▸ DATA SECTION
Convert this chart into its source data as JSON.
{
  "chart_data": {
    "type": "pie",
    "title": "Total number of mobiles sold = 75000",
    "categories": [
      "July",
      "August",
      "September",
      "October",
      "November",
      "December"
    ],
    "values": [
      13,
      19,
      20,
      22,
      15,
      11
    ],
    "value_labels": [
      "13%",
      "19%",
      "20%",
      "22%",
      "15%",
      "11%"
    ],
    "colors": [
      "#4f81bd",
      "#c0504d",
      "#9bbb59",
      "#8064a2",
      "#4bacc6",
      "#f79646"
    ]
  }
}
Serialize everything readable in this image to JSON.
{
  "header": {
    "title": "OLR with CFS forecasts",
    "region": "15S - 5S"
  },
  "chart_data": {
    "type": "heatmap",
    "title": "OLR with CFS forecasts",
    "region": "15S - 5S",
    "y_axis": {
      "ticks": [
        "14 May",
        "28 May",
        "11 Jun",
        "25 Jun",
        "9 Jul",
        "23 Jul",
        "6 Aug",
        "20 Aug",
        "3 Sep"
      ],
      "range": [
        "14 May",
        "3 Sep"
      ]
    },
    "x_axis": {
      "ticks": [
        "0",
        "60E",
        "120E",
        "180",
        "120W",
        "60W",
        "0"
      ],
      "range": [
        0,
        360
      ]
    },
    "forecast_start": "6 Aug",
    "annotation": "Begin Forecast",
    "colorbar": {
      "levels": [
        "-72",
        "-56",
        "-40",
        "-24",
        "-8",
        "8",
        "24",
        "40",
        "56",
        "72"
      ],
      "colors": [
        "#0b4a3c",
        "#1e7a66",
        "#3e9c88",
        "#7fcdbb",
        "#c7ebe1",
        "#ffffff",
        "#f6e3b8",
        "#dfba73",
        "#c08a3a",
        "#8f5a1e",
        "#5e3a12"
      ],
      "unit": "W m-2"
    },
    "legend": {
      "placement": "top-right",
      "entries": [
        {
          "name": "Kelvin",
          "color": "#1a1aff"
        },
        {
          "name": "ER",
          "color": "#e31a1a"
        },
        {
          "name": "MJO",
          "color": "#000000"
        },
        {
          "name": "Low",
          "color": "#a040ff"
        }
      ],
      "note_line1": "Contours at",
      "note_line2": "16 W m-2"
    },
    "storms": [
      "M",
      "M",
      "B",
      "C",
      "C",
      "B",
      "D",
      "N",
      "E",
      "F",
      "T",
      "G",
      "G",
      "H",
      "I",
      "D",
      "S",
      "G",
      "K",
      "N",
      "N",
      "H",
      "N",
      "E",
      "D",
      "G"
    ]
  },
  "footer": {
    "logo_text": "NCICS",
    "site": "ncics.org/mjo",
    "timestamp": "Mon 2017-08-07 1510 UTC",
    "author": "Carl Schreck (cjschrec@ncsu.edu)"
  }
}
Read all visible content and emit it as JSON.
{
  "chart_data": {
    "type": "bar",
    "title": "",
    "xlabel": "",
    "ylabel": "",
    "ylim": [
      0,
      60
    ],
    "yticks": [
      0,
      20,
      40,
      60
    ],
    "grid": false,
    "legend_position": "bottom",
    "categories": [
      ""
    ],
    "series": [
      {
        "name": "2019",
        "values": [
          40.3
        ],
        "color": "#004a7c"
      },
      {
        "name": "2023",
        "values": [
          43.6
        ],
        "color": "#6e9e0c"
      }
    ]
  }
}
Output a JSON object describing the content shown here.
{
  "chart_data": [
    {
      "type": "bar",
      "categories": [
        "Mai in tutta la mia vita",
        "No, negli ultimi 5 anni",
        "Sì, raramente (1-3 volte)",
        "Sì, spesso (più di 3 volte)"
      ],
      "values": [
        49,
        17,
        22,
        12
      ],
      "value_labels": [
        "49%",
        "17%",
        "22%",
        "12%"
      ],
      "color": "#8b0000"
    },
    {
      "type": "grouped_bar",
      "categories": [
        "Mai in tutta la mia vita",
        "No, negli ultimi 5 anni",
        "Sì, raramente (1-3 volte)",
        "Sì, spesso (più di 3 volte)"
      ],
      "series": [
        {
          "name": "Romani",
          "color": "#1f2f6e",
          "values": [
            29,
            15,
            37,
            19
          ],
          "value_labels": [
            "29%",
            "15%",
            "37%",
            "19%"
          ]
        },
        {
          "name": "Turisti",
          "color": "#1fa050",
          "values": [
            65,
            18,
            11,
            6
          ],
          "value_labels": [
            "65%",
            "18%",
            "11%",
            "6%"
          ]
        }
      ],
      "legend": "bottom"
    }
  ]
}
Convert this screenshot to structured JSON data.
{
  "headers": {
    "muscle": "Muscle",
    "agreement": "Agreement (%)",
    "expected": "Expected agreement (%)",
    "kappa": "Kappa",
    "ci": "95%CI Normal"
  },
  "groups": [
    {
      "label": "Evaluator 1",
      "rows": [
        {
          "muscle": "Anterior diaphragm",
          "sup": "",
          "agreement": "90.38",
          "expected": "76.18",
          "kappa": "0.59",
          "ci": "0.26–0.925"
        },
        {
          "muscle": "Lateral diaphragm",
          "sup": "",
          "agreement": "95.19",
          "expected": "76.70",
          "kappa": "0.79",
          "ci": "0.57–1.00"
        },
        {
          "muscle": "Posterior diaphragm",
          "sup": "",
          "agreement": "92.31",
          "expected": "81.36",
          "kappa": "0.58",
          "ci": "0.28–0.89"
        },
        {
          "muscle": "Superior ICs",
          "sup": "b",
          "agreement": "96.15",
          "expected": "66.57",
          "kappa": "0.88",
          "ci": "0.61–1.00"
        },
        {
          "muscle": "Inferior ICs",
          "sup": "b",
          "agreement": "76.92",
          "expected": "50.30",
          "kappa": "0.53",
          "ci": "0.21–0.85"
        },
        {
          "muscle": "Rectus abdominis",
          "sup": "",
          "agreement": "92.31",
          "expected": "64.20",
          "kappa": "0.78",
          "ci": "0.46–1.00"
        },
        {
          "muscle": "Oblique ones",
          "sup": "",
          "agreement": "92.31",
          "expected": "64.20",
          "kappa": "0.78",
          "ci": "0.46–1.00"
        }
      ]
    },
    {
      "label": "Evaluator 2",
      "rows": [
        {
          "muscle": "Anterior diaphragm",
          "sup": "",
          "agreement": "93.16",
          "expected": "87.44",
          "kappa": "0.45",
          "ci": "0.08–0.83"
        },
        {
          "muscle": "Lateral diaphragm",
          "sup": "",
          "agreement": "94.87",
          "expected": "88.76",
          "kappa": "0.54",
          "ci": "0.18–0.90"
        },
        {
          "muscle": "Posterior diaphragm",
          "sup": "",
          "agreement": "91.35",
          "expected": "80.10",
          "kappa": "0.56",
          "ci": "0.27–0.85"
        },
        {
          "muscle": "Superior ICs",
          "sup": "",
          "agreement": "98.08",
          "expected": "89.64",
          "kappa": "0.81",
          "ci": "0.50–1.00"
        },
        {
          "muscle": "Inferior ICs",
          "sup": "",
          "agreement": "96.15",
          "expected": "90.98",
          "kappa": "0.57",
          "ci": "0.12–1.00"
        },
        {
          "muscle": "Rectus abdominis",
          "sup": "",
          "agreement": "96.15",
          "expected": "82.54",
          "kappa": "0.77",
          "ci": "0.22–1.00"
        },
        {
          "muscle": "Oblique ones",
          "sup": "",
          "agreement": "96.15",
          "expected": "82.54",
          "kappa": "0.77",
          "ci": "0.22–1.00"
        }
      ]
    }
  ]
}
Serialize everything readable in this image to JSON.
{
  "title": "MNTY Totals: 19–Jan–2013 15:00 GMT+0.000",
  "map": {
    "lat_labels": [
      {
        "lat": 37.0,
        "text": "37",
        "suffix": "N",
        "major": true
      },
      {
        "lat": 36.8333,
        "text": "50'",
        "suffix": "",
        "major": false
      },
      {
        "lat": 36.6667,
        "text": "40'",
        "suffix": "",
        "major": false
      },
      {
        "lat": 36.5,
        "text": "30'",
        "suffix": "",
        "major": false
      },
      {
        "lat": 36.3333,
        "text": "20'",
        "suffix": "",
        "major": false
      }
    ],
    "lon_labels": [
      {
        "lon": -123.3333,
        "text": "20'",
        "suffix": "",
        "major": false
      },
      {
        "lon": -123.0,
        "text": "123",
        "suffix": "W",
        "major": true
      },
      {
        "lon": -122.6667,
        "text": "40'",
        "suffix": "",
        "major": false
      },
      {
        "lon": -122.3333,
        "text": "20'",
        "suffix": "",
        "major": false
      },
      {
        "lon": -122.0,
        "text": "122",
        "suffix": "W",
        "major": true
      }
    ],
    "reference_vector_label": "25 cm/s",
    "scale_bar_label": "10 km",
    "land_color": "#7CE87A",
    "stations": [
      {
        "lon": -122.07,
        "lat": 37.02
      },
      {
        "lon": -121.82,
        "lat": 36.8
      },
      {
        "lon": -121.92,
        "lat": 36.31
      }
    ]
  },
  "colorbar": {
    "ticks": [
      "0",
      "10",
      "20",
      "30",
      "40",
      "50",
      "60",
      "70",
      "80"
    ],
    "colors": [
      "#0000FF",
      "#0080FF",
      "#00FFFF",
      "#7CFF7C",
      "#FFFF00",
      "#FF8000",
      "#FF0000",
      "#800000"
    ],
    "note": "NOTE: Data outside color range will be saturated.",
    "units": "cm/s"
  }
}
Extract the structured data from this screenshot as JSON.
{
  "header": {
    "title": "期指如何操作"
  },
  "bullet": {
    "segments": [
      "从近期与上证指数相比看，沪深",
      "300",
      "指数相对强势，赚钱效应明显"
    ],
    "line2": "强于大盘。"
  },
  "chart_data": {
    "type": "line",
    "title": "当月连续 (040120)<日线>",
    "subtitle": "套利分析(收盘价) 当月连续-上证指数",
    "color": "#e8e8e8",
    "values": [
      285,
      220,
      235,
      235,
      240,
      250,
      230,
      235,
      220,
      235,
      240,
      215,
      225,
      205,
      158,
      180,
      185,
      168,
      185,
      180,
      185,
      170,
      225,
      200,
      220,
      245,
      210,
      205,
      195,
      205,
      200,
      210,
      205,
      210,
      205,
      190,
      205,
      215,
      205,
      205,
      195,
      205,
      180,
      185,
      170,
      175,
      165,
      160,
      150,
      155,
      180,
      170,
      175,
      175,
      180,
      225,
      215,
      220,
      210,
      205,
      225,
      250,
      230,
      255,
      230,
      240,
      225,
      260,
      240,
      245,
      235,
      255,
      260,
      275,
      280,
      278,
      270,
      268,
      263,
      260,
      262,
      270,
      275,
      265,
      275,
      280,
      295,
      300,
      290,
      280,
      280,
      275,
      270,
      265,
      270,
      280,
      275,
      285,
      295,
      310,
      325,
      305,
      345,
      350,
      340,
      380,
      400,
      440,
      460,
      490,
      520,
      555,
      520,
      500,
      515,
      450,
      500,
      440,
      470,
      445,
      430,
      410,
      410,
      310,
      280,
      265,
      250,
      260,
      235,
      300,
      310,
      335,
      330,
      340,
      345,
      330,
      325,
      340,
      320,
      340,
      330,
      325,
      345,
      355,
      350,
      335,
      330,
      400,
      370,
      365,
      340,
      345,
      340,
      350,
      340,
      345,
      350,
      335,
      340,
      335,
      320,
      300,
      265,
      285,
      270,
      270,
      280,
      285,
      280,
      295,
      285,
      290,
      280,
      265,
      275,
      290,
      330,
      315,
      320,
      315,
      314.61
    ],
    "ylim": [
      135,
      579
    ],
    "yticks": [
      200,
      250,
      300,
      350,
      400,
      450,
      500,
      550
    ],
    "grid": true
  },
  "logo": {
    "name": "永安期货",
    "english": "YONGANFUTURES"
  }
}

▸ PROBLEM DESCRIPTION
Copy every line above in which the string "当月连续" shows up.

▸ RESULT
    "title": "当月连续 (040120)<日线>",
    "subtitle": "套利分析(收盘价) 当月连续-上证指数",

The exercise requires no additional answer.